Source records:
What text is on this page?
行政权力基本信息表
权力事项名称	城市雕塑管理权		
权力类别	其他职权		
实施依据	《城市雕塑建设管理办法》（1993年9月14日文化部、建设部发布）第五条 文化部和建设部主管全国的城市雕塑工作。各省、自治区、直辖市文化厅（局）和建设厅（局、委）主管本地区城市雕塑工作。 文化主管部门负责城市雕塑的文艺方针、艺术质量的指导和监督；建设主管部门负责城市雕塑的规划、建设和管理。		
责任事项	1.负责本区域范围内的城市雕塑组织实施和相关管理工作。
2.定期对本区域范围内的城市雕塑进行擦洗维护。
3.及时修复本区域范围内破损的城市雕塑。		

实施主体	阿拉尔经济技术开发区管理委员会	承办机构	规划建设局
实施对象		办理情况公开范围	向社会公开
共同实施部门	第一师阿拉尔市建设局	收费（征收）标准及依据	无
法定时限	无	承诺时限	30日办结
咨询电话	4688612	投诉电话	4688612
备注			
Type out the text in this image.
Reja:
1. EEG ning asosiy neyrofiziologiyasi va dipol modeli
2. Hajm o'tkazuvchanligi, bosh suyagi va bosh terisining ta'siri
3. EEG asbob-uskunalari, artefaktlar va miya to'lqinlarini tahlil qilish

- **Exercise aim**: Output all records verbatim.

- **Result of the task**:
What text is on this page?
行政权力基本信息表
权力事项名称	城市雕塑管理权		
权力类别	其他职权		
实施依据	《城市雕塑建设管理办法》（1993年9月14日文化部、建设部发布）第五条 文化部和建设部主管全国的城市雕塑工作。各省、自治区、直辖市文化厅（局）和建设厅（局、委）主管本地区城市雕塑工作。 文化主管部门负责城市雕塑的文艺方针、艺术质量的指导和监督；建设主管部门负责城市雕塑的规划、建设和管理。		
责任事项	1.负责本区域范围内的城市雕塑组织实施和相关管理工作。
2.定期对本区域范围内的城市雕塑进行擦洗维护。
3.及时修复本区域范围内破损的城市雕塑。		

实施主体	阿拉尔经济技术开发区管理委员会	承办机构	规划建设局
实施对象		办理情况公开范围	向社会公开
共同实施部门	第一师阿拉尔市建设局	收费（征收）标准及依据	无
法定时限	无	承诺时限	30日办结
咨询电话	4688612	投诉电话	4688612
备注			
Type out the text in this image.
Reja:
1. EEG ning asosiy neyrofiziologiyasi va dipol modeli
2. Hajm o'tkazuvchanligi, bosh suyagi va bosh terisining ta'siri
3. EEG asbob-uskunalari, artefaktlar va miya to'lqinlarini tahlil qilish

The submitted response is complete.